[TASK DATA]
--------------------------------------------------

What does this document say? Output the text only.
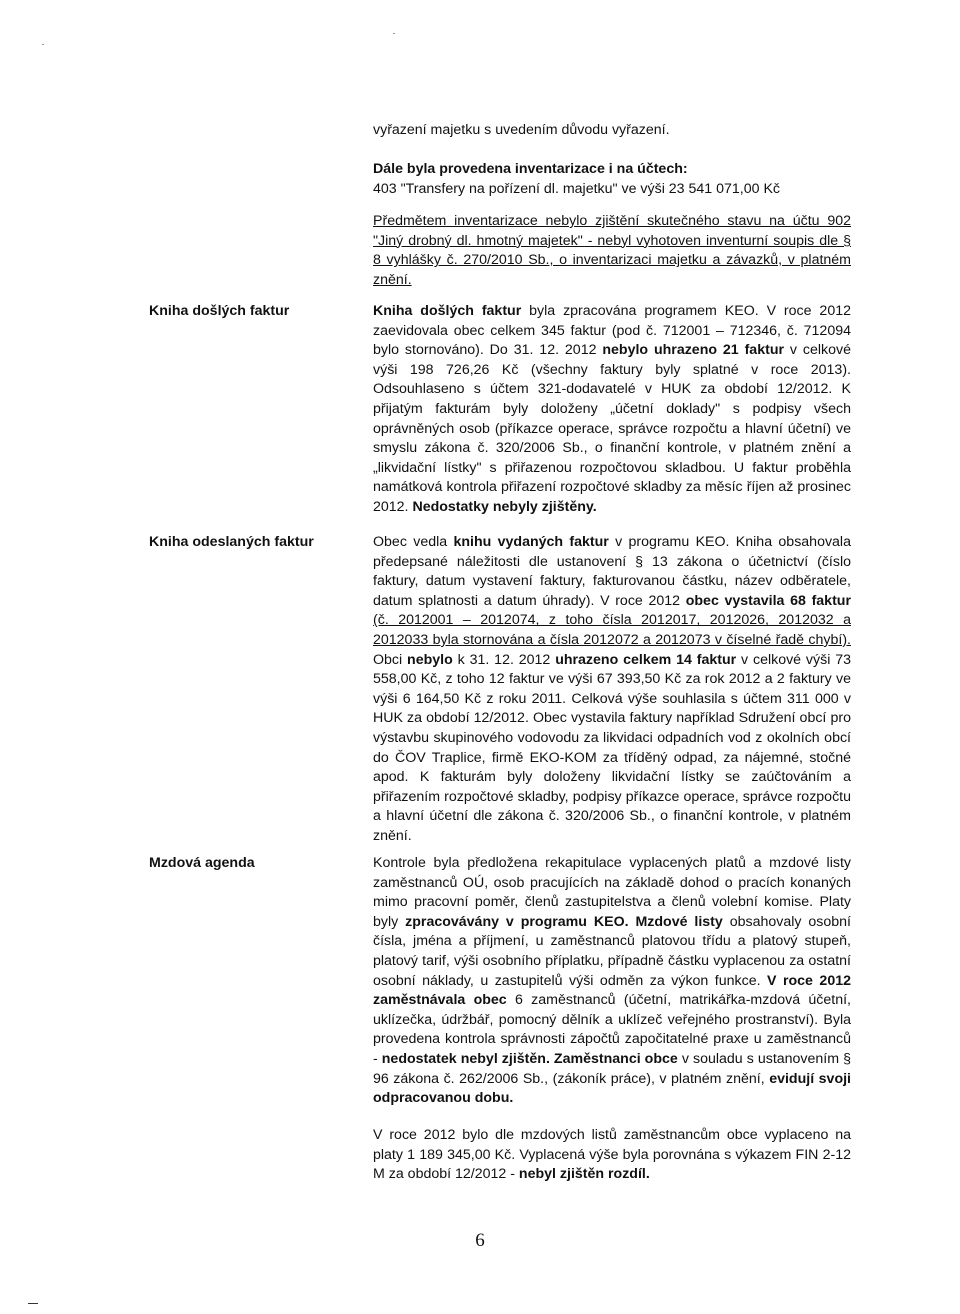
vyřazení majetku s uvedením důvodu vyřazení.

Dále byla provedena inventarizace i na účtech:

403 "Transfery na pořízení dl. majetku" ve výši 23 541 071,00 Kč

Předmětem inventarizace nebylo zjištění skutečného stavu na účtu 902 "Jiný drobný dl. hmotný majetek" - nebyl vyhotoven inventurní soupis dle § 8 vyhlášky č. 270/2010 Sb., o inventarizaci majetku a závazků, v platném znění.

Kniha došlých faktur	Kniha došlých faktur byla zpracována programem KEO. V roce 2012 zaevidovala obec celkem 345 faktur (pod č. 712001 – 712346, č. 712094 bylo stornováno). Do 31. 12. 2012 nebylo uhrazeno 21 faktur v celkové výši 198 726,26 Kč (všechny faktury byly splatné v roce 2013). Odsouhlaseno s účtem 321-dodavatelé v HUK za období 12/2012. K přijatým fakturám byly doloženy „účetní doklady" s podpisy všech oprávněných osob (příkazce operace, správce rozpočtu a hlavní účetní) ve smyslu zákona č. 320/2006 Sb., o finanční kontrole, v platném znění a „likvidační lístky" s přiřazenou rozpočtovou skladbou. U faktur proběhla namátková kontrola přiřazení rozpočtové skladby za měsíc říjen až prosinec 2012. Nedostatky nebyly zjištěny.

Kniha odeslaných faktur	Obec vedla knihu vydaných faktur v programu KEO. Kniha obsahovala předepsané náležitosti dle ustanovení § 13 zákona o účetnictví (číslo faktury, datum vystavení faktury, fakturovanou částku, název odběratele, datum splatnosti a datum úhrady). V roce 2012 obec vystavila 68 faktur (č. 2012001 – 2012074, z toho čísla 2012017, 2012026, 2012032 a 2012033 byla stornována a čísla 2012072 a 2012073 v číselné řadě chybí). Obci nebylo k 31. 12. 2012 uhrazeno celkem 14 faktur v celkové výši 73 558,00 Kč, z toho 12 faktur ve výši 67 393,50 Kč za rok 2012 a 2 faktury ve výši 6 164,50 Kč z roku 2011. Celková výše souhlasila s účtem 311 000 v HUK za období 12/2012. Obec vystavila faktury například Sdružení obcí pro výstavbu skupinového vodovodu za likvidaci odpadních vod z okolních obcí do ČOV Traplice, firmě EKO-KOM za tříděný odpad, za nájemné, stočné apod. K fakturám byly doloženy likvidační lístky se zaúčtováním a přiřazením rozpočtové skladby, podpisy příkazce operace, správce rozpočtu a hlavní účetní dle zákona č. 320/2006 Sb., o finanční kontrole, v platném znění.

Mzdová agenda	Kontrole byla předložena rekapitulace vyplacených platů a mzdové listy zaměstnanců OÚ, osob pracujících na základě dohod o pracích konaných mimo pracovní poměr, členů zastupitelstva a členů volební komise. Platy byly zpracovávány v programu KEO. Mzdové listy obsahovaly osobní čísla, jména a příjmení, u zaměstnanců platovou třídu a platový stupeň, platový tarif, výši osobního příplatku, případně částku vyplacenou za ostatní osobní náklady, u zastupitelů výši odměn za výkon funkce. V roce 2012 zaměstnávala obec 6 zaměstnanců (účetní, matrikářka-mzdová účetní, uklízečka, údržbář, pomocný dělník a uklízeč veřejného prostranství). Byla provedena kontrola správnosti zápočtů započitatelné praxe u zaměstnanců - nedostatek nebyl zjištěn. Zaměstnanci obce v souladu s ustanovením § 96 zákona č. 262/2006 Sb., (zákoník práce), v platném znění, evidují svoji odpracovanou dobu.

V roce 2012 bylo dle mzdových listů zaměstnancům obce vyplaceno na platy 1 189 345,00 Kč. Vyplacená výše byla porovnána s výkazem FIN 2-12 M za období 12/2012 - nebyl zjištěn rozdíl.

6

--------------------------------------------------

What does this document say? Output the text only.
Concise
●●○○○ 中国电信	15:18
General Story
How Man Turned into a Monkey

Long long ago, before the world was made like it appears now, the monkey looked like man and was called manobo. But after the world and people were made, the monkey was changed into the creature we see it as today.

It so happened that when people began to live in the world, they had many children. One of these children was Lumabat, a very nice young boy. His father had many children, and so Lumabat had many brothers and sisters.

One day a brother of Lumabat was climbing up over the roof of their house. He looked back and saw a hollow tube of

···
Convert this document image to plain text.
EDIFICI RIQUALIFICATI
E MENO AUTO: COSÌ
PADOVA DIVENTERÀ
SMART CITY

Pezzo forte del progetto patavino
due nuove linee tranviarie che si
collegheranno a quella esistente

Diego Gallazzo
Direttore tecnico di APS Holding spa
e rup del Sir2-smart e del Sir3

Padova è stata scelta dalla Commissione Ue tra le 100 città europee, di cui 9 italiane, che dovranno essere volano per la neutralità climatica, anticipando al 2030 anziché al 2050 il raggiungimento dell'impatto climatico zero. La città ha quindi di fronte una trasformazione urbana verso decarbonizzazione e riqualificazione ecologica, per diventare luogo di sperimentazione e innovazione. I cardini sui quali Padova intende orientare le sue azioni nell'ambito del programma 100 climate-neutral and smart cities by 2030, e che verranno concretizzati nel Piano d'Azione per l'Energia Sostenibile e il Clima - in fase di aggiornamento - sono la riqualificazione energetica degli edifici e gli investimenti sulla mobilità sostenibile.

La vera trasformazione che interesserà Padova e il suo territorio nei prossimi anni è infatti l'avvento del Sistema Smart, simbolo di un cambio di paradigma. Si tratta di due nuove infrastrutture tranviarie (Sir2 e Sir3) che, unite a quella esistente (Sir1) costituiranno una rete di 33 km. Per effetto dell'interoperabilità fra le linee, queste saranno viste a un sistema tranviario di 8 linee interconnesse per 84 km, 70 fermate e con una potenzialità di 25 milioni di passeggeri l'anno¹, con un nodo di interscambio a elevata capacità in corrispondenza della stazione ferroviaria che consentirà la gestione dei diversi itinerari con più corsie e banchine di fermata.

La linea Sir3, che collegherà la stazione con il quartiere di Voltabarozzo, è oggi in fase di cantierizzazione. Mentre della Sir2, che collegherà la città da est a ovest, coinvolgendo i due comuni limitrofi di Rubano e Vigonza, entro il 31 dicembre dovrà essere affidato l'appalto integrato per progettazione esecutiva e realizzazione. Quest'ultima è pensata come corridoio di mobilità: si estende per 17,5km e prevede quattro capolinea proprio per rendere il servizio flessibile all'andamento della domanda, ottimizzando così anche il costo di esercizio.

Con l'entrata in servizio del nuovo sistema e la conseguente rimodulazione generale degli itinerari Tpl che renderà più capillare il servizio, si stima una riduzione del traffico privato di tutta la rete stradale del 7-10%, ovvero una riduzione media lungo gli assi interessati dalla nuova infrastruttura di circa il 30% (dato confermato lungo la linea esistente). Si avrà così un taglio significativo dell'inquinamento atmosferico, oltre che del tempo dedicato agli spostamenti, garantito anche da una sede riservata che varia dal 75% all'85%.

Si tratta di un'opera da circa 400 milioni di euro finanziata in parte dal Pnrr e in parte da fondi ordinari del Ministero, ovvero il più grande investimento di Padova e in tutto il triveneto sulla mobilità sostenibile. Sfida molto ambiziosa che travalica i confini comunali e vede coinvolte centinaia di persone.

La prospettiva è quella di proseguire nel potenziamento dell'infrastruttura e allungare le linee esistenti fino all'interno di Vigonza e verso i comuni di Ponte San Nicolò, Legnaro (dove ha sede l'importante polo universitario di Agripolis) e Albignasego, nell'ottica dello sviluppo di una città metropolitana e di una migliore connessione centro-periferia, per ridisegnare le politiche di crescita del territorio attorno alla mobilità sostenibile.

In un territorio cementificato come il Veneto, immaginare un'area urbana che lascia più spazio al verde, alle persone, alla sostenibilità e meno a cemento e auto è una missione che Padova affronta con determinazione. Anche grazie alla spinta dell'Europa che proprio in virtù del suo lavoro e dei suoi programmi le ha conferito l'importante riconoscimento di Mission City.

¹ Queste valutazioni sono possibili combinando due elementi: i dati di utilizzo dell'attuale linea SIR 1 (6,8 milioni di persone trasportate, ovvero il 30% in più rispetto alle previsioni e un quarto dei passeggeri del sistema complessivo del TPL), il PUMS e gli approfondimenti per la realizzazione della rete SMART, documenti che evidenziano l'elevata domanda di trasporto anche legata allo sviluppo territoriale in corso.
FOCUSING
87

--------------------------------------------------

[EXERCISE] Check each line above for the word "verso" and say how many have it, with nothing else.

[WRITTEN RESPONSE] 2